- WHAT IS ASKED -
Retype the stretch of rows from the very first one through the one containing "stat-mcap-value: $4.14M <box>338", with both ends included, reproducing each line exactly.

— start of RECORDS PROVIDED —

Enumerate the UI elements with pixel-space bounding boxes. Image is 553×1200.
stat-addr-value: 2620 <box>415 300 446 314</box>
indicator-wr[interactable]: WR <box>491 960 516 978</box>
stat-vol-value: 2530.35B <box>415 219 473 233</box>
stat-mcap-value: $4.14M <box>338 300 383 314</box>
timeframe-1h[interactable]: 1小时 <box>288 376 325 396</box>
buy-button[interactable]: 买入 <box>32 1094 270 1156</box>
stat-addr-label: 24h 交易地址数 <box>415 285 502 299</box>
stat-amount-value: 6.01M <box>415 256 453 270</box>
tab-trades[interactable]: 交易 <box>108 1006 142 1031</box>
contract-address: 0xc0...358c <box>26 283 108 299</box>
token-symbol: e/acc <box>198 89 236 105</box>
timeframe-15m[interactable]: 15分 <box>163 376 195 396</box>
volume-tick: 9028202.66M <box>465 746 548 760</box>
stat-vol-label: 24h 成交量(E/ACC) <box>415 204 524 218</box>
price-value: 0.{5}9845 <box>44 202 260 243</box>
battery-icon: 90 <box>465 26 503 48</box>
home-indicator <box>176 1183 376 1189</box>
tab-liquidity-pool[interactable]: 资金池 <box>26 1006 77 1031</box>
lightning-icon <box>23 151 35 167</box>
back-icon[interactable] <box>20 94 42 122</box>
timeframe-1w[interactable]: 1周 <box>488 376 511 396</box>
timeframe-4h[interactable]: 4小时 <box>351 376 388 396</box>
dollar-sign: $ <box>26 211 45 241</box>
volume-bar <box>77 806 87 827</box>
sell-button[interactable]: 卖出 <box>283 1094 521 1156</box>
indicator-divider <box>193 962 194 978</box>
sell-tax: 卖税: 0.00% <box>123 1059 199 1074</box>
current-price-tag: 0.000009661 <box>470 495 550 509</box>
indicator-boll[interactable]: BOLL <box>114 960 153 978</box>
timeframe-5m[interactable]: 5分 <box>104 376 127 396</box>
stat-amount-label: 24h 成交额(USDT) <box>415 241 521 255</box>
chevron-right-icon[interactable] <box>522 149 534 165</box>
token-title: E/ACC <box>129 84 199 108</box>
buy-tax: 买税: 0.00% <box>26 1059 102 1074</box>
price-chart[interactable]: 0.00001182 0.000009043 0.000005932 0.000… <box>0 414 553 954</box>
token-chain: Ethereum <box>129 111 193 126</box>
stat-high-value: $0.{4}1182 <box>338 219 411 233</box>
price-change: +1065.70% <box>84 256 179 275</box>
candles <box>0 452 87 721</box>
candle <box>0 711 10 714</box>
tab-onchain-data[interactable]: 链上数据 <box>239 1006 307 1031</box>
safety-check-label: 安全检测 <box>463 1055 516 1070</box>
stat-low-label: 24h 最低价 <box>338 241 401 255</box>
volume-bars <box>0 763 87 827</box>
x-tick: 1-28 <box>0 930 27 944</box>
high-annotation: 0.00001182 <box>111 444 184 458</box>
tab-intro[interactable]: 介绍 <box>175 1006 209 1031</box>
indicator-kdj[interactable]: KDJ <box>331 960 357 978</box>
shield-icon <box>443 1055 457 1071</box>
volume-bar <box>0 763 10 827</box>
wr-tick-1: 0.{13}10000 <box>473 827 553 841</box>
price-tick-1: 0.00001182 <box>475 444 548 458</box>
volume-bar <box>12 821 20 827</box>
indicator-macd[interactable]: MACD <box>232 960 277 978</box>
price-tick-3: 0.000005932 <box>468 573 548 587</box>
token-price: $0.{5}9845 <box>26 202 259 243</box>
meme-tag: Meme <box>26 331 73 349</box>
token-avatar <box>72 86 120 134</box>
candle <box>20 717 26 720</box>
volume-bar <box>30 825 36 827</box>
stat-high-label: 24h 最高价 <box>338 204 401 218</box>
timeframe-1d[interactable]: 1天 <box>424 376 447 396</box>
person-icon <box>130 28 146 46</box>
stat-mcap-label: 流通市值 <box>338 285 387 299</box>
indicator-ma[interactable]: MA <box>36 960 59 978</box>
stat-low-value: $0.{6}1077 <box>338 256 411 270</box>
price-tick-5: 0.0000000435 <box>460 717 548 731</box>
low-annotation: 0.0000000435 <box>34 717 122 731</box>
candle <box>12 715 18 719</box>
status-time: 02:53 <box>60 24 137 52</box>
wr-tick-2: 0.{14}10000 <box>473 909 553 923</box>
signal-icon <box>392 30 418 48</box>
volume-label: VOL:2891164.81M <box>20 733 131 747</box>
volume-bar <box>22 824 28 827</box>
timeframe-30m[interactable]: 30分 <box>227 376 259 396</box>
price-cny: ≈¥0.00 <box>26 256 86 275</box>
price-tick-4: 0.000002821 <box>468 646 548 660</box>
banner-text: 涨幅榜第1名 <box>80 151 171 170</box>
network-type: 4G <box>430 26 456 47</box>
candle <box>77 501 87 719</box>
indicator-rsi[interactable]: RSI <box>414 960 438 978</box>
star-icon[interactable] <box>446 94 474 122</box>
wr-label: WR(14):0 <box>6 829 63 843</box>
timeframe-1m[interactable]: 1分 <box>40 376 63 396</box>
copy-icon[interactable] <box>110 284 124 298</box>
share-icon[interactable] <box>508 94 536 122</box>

— end of RECORDS PROVIDED —

- FULL OUTPUT -
Enumerate the UI elements with pixel-space bounding boxes. Image is 553×1200.
stat-addr-value: 2620 <box>415 300 446 314</box>
indicator-wr[interactable]: WR <box>491 960 516 978</box>
stat-vol-value: 2530.35B <box>415 219 473 233</box>
stat-mcap-value: $4.14M <box>338 300 383 314</box>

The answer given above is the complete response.